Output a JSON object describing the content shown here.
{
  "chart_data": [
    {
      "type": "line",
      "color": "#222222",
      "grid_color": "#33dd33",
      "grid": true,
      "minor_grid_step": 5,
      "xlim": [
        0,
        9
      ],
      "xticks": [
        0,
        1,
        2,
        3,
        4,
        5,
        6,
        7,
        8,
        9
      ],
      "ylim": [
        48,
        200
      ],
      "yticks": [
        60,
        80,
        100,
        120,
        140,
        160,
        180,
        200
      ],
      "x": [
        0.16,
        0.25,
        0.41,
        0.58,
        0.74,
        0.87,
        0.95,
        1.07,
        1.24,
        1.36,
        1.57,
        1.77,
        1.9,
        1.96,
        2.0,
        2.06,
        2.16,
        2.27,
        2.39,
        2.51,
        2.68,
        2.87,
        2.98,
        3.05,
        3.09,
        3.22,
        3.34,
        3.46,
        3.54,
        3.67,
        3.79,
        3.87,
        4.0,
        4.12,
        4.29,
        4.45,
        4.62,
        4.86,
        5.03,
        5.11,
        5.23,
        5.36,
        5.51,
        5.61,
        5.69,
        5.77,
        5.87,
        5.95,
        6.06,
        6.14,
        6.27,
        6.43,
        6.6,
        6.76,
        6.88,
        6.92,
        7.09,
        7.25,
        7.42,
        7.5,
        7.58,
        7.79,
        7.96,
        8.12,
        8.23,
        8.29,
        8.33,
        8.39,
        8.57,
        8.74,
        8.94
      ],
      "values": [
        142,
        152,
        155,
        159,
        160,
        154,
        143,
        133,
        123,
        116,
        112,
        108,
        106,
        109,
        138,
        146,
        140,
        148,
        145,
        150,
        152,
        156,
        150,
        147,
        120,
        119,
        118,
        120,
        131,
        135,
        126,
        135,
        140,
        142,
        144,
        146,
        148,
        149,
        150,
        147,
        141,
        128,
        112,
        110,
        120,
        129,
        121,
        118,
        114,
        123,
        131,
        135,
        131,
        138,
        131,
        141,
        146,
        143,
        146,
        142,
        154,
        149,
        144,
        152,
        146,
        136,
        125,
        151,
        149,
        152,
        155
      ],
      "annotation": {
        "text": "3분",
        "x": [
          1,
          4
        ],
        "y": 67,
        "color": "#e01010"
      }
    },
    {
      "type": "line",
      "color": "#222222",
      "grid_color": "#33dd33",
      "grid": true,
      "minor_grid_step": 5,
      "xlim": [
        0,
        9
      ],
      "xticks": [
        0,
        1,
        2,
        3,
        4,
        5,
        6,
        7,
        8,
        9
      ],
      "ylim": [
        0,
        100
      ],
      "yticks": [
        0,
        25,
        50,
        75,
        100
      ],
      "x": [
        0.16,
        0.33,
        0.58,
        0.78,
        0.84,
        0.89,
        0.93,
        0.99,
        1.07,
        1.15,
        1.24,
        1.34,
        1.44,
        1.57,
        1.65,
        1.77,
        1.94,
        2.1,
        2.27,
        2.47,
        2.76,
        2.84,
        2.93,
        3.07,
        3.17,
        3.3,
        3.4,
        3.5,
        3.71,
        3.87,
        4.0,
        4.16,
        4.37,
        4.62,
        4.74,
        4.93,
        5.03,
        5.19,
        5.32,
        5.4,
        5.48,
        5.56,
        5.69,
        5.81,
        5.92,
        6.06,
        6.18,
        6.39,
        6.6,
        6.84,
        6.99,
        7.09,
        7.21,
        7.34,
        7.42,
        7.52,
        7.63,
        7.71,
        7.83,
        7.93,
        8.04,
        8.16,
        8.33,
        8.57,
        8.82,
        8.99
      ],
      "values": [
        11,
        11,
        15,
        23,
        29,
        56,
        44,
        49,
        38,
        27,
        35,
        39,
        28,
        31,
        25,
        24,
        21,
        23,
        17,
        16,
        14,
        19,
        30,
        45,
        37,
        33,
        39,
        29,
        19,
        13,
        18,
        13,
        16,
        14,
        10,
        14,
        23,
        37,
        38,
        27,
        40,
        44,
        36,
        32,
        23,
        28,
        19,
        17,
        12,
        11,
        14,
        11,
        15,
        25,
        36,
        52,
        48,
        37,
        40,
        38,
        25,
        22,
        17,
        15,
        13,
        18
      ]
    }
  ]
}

::::

**Directions:**
Type out the full listing again, exactly as given.

**Complete answer:**
Output a JSON object describing the content shown here.
{
  "chart_data": [
    {
      "type": "line",
      "color": "#222222",
      "grid_color": "#33dd33",
      "grid": true,
      "minor_grid_step": 5,
      "xlim": [
        0,
        9
      ],
      "xticks": [
        0,
        1,
        2,
        3,
        4,
        5,
        6,
        7,
        8,
        9
      ],
      "ylim": [
        48,
        200
      ],
      "yticks": [
        60,
        80,
        100,
        120,
        140,
        160,
        180,
        200
      ],
      "x": [
        0.16,
        0.25,
        0.41,
        0.58,
        0.74,
        0.87,
        0.95,
        1.07,
        1.24,
        1.36,
        1.57,
        1.77,
        1.9,
        1.96,
        2.0,
        2.06,
        2.16,
        2.27,
        2.39,
        2.51,
        2.68,
        2.87,
        2.98,
        3.05,
        3.09,
        3.22,
        3.34,
        3.46,
        3.54,
        3.67,
        3.79,
        3.87,
        4.0,
        4.12,
        4.29,
        4.45,
        4.62,
        4.86,
        5.03,
        5.11,
        5.23,
        5.36,
        5.51,
        5.61,
        5.69,
        5.77,
        5.87,
        5.95,
        6.06,
        6.14,
        6.27,
        6.43,
        6.6,
        6.76,
        6.88,
        6.92,
        7.09,
        7.25,
        7.42,
        7.5,
        7.58,
        7.79,
        7.96,
        8.12,
        8.23,
        8.29,
        8.33,
        8.39,
        8.57,
        8.74,
        8.94
      ],
      "values": [
        142,
        152,
        155,
        159,
        160,
        154,
        143,
        133,
        123,
        116,
        112,
        108,
        106,
        109,
        138,
        146,
        140,
        148,
        145,
        150,
        152,
        156,
        150,
        147,
        120,
        119,
        118,
        120,
        131,
        135,
        126,
        135,
        140,
        142,
        144,
        146,
        148,
        149,
        150,
        147,
        141,
        128,
        112,
        110,
        120,
        129,
        121,
        118,
        114,
        123,
        131,
        135,
        131,
        138,
        131,
        141,
        146,
        143,
        146,
        142,
        154,
        149,
        144,
        152,
        146,
        136,
        125,
        151,
        149,
        152,
        155
      ],
      "annotation": {
        "text": "3분",
        "x": [
          1,
          4
        ],
        "y": 67,
        "color": "#e01010"
      }
    },
    {
      "type": "line",
      "color": "#222222",
      "grid_color": "#33dd33",
      "grid": true,
      "minor_grid_step": 5,
      "xlim": [
        0,
        9
      ],
      "xticks": [
        0,
        1,
        2,
        3,
        4,
        5,
        6,
        7,
        8,
        9
      ],
      "ylim": [
        0,
        100
      ],
      "yticks": [
        0,
        25,
        50,
        75,
        100
      ],
      "x": [
        0.16,
        0.33,
        0.58,
        0.78,
        0.84,
        0.89,
        0.93,
        0.99,
        1.07,
        1.15,
        1.24,
        1.34,
        1.44,
        1.57,
        1.65,
        1.77,
        1.94,
        2.1,
        2.27,
        2.47,
        2.76,
        2.84,
        2.93,
        3.07,
        3.17,
        3.3,
        3.4,
        3.5,
        3.71,
        3.87,
        4.0,
        4.16,
        4.37,
        4.62,
        4.74,
        4.93,
        5.03,
        5.19,
        5.32,
        5.4,
        5.48,
        5.56,
        5.69,
        5.81,
        5.92,
        6.06,
        6.18,
        6.39,
        6.6,
        6.84,
        6.99,
        7.09,
        7.21,
        7.34,
        7.42,
        7.52,
        7.63,
        7.71,
        7.83,
        7.93,
        8.04,
        8.16,
        8.33,
        8.57,
        8.82,
        8.99
      ],
      "values": [
        11,
        11,
        15,
        23,
        29,
        56,
        44,
        49,
        38,
        27,
        35,
        39,
        28,
        31,
        25,
        24,
        21,
        23,
        17,
        16,
        14,
        19,
        30,
        45,
        37,
        33,
        39,
        29,
        19,
        13,
        18,
        13,
        16,
        14,
        10,
        14,
        23,
        37,
        38,
        27,
        40,
        44,
        36,
        32,
        23,
        28,
        19,
        17,
        12,
        11,
        14,
        11,
        15,
        25,
        36,
        52,
        48,
        37,
        40,
        38,
        25,
        22,
        17,
        15,
        13,
        18
      ]
    }
  ]
}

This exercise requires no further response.